Copy each line below in which the string "的周长为" occurs.

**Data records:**
■ ■ ■ ■
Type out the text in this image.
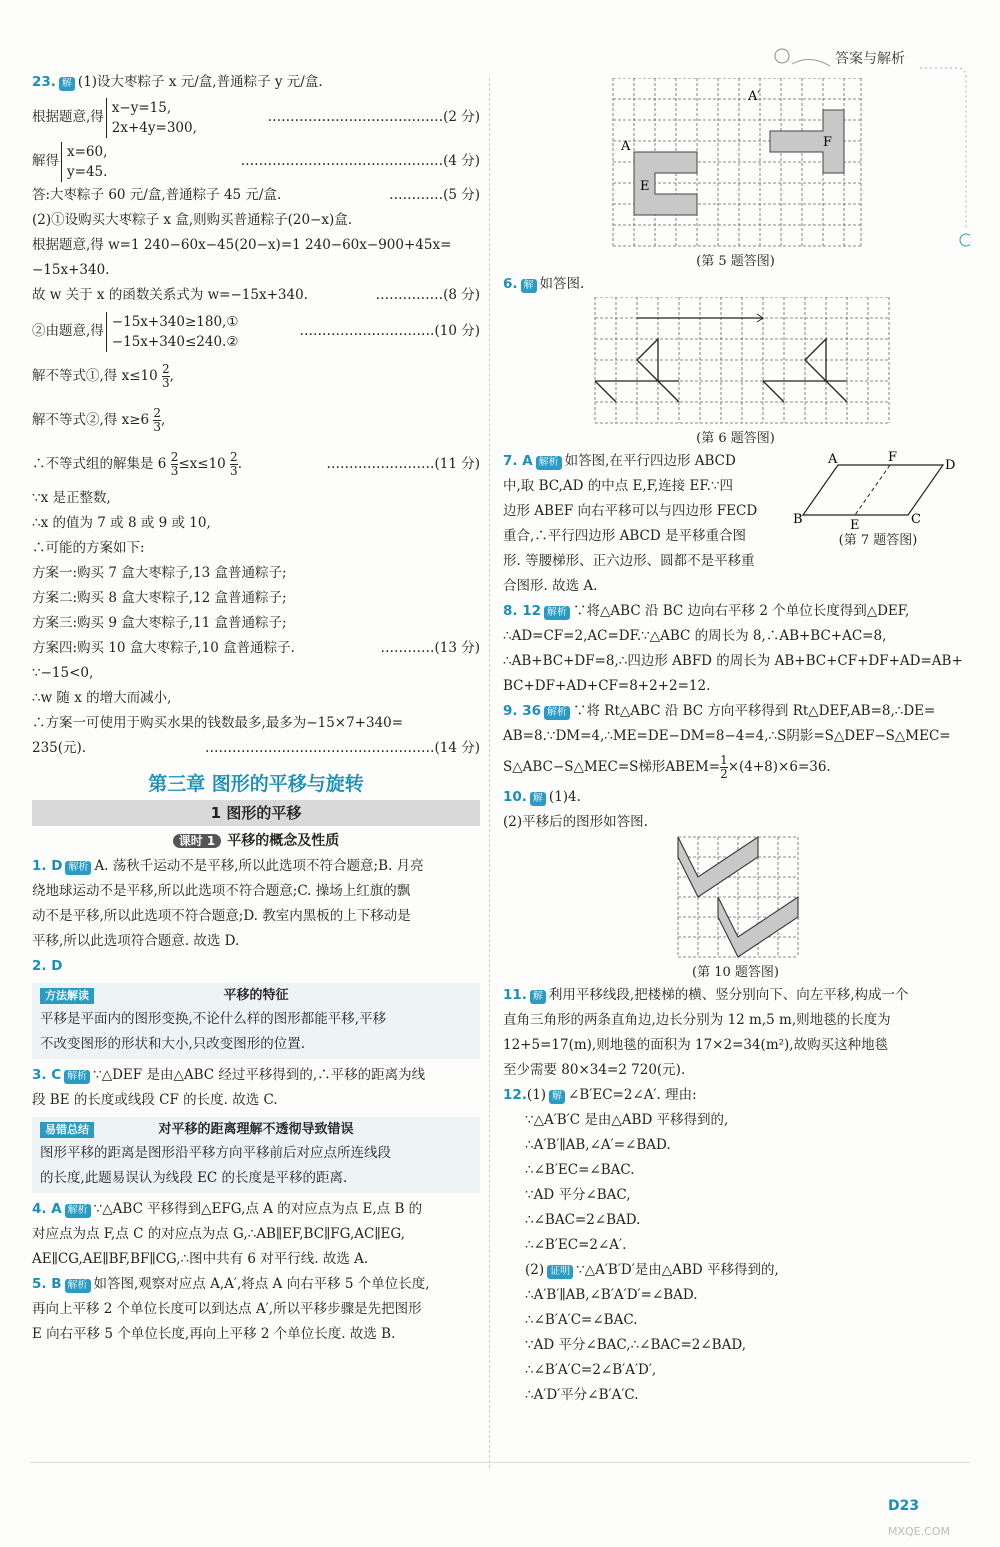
答案与解析
23. 解 (1)设大枣粽子 x 元/盒,普通粽子 y 元/盒.
根据题意,得x−y=15,
2x+4y=300,
…………………………………(2 分)
解得x=60,
y=45.
………………………………………(4 分)
答:大枣粽子 60 元/盒,普通粽子 45 元/盒.	…………(5 分)
(2)①设购买大枣粽子 x 盒,则购买普通粽子(20−x)盒.
根据题意,得 w=1 240−60x−45(20−x)=1 240−60x−900+45x=
−15x+340.
故 w 关于 x 的函数关系式为 w=−15x+340.	……………(8 分)
②由题意,得−15x+340≥180,①
−15x+340≤240.②
…………………………(10 分)
解不等式①,得 $x\le 10 \frac{2}{3}$ ,
解不等式②,得 $x\ge 6 \frac{2}{3}$ ,
∴不等式组的解集是 $6 \frac{2}{3} \le x\le 10 \frac{2}{3}$ .	……………………(11 分)
∵x 是正整数,
∴x 的值为 7 或 8 或 9 或 10,
∴可能的方案如下:
方案一:购买 7 盒大枣粽子,13 盒普通粽子;
方案二:购买 8 盒大枣粽子,12 盒普通粽子;
方案三:购买 9 盒大枣粽子,11 盒普通粽子;
方案四:购买 10 盒大枣粽子,10 盒普通粽子.	…………(13 分)
∵−15<0,
∴w 随 x 的增大而减小,
∴方案一可使用于购买水果的钱数最多,最多为−15×7+340=
235(元).	……………………………………………(14 分)
第三章 图形的平移与旋转
1 图形的平移
课时 1 平移的概念及性质
1. D 解析 A. 荡秋千运动不是平移,所以此选项不符合题意;B. 月亮
绕地球运动不是平移,所以此选项不符合题意;C. 操场上红旗的飘
动不是平移,所以此选项不符合题意;D. 教室内黑板的上下移动是
平移,所以此选项符合题意. 故选 D.
2. D
方法解读	平移的特征
平移是平面内的图形变换,不论什么样的图形都能平移,平移
不改变图形的形状和大小,只改变图形的位置.
3. C 解析 ∵△DEF 是由△ABC 经过平移得到的,∴平移的距离为线
段 BE 的长度或线段 CF 的长度. 故选 C.
易错总结	对平移的距离理解不透彻导致错误
图形平移的距离是图形沿平移方向平移前后对应点所连线段
的长度,此题易误认为线段 EC 的长度是平移的距离.
4. A 解析 ∵△ABC 平移得到△EFG,点 A 的对应点为点 E,点 B 的
对应点为点 F,点 C 的对应点为点 G,∴AB∥EF,BC∥FG,AC∥EG,
AE∥CG,AE∥BF,BF∥CG,∴图中共有 6 对平行线. 故选 A.
5. B 解析 如答图,观察对应点 A,A′,将点 A 向右平移 5 个单位长度,
再向上平移 2 个单位长度可以到达点 A′,所以平移步骤是先把图形
E 向右平移 5 个单位长度,再向上平移 2 个单位长度. 故选 B.
A
A′
E
F
(第 5 题答图)
6. 解 如答图.
(第 6 题答图)
7. A 解析 如答图,在平行四边形 ABCD
中,取 BC,AD 的中点 E,F,连接 EF.∵四
边形 ABEF 向右平移可以与四边形 FECD
重合,∴平行四边形 ABCD 是平移重合图
形. 等腰梯形、正六边形、圆都不是平移重
合图形. 故选 A.
A	F
D
B	E	C
(第 7 题答图)
8. 12 解析 ∵将△ABC 沿 BC 边向右平移 2 个单位长度得到△DEF,
∴AD=CF=2,AC=DF.∵△ABC 的周长为 8,∴AB+BC+AC=8,
∴AB+BC+DF=8,∴四边形 ABFD 的周长为 AB+BC+CF+DF+AD=AB+
BC+DF+AD+CF=8+2+2=12.
9. 36 解析 ∵将 Rt△ABC 沿 BC 方向平移得到 Rt△DEF,AB=8,∴DE=
AB=8.∵DM=4,∴ME=DE−DM=8−4=4,∴S阴影=S△DEF−S△MEC=
S△ABC−S△MEC=S梯形ABEM= $\frac{1}{2} \times(4+8)\times 6=36$.
10. 解 (1)4.
(2)平移后的图形如答图.
(第 10 题答图)
11. 解 利用平移线段,把楼梯的横、竖分别向下、向左平移,构成一个
直角三角形的两条直角边,边长分别为 12 m,5 m,则地毯的长度为
12+5=17(m),则地毯的面积为 17×2=34(m²),故购买这种地毯
至少需要 80×34=2 720(元).
12.(1) 解 ∠B′EC=2∠A′. 理由:
∵△A′B′C 是由△ABD 平移得到的,
∴A′B′∥AB,∠A′=∠BAD.
∴∠B′EC=∠BAC.
∵AD 平分∠BAC,
∴∠BAC=2∠BAD.
∴∠B′EC=2∠A′.
(2) 证明 ∵△A′B′D′是由△ABD 平移得到的,
∴A′B′∥AB,∠B′A′D′=∠BAD.
∴∠B′A′C=∠BAC.
∵AD 平分∠BAC,∴∠BAC=2∠BAD,
∴∠B′A′C=2∠B′A′D′,
∴A′D′平分∠B′A′C.
D23
MXQE.COM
■ ■ ■ ■
**WRITTEN RESPONSE:**
∴AD=CF=2,AC=DF.∵△ABC 的周长为 8,∴AB+BC+AC=8,
∴AB+BC+DF=8,∴四边形 ABFD 的周长为 AB+BC+CF+DF+AD=AB+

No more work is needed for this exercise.